→ **BRIEF**: Show every line in the records below that contains the word "printexitvalue".

→ **SUPPLIED RECORDS**:

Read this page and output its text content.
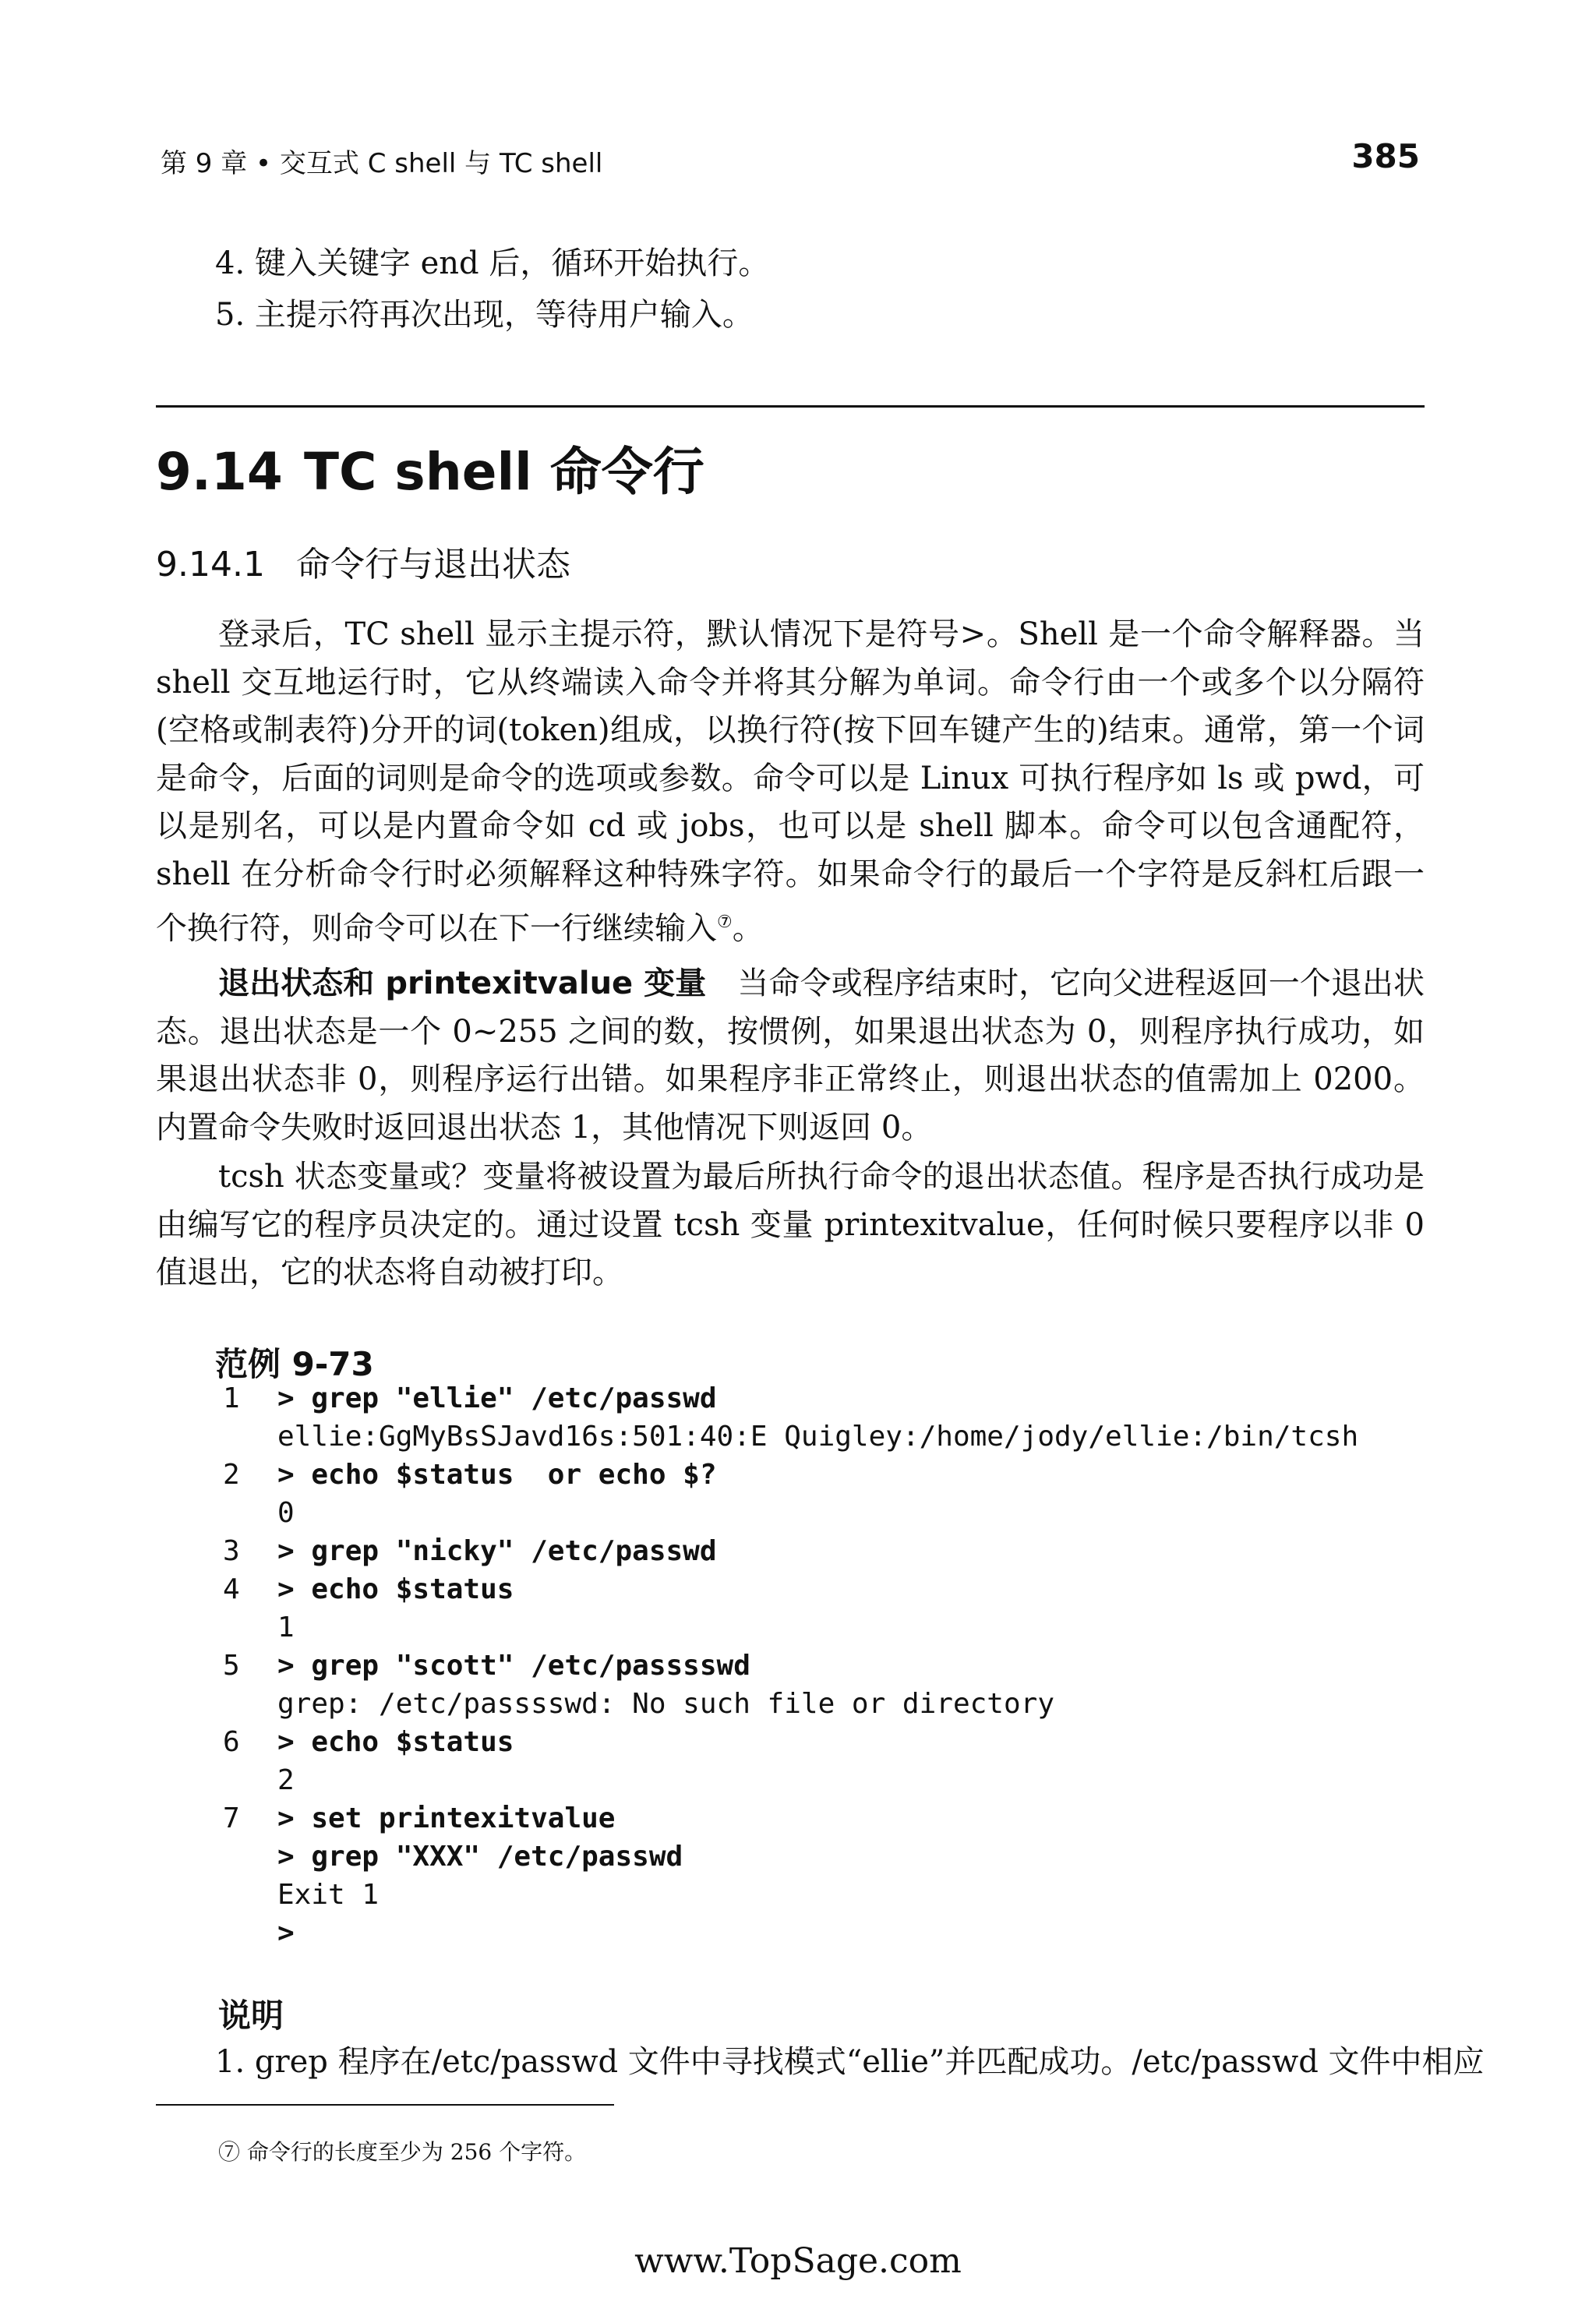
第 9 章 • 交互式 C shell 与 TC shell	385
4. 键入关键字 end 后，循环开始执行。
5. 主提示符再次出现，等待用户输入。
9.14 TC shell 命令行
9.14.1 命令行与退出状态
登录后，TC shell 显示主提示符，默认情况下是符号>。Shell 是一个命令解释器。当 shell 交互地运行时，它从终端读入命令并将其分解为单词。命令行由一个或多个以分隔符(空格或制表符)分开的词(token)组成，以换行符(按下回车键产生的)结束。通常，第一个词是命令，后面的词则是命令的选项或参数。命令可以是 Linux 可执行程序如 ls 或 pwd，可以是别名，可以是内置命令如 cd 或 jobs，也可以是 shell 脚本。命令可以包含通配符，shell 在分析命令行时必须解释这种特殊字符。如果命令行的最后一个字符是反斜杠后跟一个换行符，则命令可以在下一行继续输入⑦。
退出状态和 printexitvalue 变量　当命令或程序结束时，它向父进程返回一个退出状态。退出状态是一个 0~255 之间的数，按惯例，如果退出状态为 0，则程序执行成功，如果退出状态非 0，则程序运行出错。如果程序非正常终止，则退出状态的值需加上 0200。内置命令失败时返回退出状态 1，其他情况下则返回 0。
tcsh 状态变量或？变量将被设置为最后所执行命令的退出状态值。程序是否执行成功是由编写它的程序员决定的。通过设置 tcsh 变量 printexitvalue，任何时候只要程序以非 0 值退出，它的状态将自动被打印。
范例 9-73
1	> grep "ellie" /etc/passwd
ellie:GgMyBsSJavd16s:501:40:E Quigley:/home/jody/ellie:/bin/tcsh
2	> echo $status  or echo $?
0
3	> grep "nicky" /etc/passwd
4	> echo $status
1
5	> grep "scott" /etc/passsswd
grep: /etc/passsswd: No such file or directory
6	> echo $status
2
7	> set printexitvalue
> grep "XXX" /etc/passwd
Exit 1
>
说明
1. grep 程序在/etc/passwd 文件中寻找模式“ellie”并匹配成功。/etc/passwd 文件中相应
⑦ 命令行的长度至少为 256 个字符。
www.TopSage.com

→ **COMPLETE OUTPUT**:
退出状态和 printexitvalue 变量　当命令或程序结束时，它向父进程返回一个退出状态。退出状态是一个 0~255 之间的数，按惯例，如果退出状态为 0，则程序执行成功，如果退出状态非 0，则程序运行出错。如果程序非正常终止，则退出状态的值需加上 0200。内置命令失败时返回退出状态 1，其他情况下则返回 0。
tcsh 状态变量或？变量将被设置为最后所执行命令的退出状态值。程序是否执行成功是由编写它的程序员决定的。通过设置 tcsh 变量 printexitvalue，任何时候只要程序以非 0 值退出，它的状态将自动被打印。
7	> set printexitvalue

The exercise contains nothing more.